--- Task material ---

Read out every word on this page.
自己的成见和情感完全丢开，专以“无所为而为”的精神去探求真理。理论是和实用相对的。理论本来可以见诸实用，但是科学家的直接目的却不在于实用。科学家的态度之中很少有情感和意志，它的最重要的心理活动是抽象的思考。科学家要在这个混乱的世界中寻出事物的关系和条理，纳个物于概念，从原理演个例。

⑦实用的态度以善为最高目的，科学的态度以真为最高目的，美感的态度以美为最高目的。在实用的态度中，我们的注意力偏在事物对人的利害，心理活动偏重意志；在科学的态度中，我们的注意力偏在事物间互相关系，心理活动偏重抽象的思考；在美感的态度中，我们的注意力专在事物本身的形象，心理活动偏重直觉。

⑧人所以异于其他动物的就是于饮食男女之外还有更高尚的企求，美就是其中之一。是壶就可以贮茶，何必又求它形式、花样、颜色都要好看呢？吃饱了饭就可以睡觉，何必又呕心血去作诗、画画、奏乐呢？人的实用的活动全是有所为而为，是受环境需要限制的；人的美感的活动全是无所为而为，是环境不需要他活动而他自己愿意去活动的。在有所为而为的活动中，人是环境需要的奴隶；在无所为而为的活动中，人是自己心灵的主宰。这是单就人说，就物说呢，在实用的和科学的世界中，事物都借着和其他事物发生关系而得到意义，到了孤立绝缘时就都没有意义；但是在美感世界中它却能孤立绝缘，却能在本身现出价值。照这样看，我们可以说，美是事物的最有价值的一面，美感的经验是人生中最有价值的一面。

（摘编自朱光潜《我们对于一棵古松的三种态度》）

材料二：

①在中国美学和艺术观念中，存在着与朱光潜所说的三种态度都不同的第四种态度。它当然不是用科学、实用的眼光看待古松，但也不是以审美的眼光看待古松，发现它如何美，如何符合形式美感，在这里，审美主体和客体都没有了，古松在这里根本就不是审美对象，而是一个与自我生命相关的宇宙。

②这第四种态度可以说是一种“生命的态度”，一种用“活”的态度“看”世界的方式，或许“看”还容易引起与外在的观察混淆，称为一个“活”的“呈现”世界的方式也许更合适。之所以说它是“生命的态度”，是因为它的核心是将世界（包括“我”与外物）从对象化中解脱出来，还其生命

---

# The problem
All of the records must be retyped exactly as they are.

# Written response
Read out every word on this page.
自己的成见和情感完全丢开，专以“无所为而为”的精神去探求真理。理论是和实用相对的。理论本来可以见诸实用，但是科学家的直接目的却不在于实用。科学家的态度之中很少有情感和意志，它的最重要的心理活动是抽象的思考。科学家要在这个混乱的世界中寻出事物的关系和条理，纳个物于概念，从原理演个例。

⑦实用的态度以善为最高目的，科学的态度以真为最高目的，美感的态度以美为最高目的。在实用的态度中，我们的注意力偏在事物对人的利害，心理活动偏重意志；在科学的态度中，我们的注意力偏在事物间互相关系，心理活动偏重抽象的思考；在美感的态度中，我们的注意力专在事物本身的形象，心理活动偏重直觉。

⑧人所以异于其他动物的就是于饮食男女之外还有更高尚的企求，美就是其中之一。是壶就可以贮茶，何必又求它形式、花样、颜色都要好看呢？吃饱了饭就可以睡觉，何必又呕心血去作诗、画画、奏乐呢？人的实用的活动全是有所为而为，是受环境需要限制的；人的美感的活动全是无所为而为，是环境不需要他活动而他自己愿意去活动的。在有所为而为的活动中，人是环境需要的奴隶；在无所为而为的活动中，人是自己心灵的主宰。这是单就人说，就物说呢，在实用的和科学的世界中，事物都借着和其他事物发生关系而得到意义，到了孤立绝缘时就都没有意义；但是在美感世界中它却能孤立绝缘，却能在本身现出价值。照这样看，我们可以说，美是事物的最有价值的一面，美感的经验是人生中最有价值的一面。

（摘编自朱光潜《我们对于一棵古松的三种态度》）

材料二：

①在中国美学和艺术观念中，存在着与朱光潜所说的三种态度都不同的第四种态度。它当然不是用科学、实用的眼光看待古松，但也不是以审美的眼光看待古松，发现它如何美，如何符合形式美感，在这里，审美主体和客体都没有了，古松在这里根本就不是审美对象，而是一个与自我生命相关的宇宙。

②这第四种态度可以说是一种“生命的态度”，一种用“活”的态度“看”世界的方式，或许“看”还容易引起与外在的观察混淆，称为一个“活”的“呈现”世界的方式也许更合适。之所以说它是“生命的态度”，是因为它的核心是将世界（包括“我”与外物）从对象化中解脱出来，还其生命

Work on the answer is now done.